Task instructions: Search the material below for the string "text" and extract each line that has it.

Dataset rows:
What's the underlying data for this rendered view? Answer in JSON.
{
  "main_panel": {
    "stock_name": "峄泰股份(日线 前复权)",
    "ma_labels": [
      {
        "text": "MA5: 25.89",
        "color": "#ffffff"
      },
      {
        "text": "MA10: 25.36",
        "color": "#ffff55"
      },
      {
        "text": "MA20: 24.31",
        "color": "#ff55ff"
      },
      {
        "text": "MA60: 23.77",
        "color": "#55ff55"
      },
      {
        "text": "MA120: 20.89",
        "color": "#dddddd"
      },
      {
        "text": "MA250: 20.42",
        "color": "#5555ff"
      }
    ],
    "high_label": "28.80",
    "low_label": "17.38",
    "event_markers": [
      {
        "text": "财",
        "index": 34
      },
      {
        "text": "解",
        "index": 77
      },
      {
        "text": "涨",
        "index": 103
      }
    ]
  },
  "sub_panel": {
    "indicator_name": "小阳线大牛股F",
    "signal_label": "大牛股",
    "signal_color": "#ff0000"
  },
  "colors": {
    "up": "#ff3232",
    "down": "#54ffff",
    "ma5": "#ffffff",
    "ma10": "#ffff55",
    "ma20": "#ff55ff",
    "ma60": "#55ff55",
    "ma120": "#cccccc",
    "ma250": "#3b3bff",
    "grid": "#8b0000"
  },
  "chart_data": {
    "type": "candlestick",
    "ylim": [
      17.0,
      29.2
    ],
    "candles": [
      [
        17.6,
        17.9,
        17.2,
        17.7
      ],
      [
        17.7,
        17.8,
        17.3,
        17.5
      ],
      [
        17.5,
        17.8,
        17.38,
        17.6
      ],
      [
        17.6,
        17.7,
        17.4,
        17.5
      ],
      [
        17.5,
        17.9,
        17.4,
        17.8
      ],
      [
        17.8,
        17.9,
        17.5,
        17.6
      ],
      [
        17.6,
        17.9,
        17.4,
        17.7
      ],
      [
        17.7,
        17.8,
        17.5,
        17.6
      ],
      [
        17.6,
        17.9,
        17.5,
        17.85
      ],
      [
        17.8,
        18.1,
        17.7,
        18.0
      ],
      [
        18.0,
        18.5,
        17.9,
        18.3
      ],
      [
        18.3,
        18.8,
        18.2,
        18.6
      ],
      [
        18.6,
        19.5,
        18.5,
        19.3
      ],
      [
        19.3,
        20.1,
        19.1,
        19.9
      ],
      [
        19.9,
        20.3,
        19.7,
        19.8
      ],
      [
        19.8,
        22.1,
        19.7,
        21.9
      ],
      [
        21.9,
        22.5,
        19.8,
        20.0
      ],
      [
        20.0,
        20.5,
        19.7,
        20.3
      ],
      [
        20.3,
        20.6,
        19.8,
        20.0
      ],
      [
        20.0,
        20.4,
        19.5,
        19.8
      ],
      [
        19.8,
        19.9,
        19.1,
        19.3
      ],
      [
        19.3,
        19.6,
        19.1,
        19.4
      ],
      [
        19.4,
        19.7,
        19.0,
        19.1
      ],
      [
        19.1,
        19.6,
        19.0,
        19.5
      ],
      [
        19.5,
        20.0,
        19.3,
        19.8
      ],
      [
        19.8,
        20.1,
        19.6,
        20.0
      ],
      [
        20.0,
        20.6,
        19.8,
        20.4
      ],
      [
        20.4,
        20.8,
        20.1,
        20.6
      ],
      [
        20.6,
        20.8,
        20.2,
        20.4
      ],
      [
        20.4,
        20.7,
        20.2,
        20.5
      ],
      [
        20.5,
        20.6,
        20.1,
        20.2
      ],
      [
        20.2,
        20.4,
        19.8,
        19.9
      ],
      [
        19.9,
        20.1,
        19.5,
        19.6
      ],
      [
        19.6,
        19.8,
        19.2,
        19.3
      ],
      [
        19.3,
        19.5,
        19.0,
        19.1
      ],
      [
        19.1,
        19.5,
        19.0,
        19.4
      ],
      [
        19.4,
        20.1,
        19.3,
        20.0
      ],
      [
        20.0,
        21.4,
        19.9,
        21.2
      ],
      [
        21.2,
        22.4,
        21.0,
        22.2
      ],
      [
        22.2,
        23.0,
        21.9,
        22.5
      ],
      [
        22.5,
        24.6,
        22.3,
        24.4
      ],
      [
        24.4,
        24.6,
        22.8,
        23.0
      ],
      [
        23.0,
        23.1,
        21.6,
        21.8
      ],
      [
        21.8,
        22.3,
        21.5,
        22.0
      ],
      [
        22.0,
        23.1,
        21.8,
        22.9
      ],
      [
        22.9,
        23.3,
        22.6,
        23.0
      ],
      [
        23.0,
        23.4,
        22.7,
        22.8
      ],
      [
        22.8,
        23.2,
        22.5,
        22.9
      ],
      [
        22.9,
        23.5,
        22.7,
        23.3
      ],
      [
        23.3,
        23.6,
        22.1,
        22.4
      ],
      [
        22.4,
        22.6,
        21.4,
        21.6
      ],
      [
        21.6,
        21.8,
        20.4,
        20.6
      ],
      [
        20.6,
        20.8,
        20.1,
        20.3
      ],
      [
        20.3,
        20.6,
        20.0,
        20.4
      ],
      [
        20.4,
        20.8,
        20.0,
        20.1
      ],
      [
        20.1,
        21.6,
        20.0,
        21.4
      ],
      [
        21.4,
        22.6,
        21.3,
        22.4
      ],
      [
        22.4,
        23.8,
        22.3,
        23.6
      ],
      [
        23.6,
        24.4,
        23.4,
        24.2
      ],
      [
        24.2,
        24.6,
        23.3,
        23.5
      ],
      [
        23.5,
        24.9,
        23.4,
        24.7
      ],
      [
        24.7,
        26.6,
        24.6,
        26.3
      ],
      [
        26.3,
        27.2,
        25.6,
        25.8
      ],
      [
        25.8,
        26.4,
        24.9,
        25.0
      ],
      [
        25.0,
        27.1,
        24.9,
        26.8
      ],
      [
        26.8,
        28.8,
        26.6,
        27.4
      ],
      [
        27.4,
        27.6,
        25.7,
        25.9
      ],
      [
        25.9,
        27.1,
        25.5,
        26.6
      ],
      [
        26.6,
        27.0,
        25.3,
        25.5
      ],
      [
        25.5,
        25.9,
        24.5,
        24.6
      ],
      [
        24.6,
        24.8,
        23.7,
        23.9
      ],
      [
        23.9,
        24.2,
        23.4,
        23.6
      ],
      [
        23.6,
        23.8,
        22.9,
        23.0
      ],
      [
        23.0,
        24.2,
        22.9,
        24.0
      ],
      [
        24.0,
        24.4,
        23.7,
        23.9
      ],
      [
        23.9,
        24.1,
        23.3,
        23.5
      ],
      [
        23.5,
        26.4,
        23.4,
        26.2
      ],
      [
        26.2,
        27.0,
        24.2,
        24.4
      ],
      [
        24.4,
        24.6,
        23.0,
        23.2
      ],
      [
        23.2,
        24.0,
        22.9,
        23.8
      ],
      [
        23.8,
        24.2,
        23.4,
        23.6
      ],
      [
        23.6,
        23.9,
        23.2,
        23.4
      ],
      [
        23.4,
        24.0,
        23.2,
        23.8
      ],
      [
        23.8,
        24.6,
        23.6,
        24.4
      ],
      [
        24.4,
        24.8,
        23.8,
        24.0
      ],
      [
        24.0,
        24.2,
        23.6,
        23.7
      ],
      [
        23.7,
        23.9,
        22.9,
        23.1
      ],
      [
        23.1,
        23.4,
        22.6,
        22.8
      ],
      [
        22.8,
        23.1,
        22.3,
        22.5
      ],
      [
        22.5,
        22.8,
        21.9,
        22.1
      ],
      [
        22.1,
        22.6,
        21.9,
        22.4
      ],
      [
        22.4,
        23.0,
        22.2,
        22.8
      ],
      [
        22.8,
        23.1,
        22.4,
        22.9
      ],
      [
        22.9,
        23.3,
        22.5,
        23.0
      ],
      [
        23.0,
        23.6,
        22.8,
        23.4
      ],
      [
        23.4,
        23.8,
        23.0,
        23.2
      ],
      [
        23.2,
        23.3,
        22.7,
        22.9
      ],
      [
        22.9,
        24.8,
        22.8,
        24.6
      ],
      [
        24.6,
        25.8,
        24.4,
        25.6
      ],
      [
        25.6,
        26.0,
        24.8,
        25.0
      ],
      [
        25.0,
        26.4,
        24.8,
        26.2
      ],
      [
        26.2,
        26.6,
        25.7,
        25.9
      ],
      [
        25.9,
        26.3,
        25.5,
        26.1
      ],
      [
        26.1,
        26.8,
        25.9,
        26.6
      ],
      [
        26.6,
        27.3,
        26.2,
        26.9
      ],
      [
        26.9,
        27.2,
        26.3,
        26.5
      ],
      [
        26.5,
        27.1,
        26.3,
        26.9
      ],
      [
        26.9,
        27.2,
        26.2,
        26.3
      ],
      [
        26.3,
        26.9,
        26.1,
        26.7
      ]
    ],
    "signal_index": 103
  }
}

Solution below:
        "text": "MA5: 25.89",
        "text": "MA10: 25.36",
        "text": "MA20: 24.31",
        "text": "MA60: 23.77",
        "text": "MA120: 20.89",
        "text": "MA250: 20.42",
        "text": "财",
        "text": "解",
        "text": "涨",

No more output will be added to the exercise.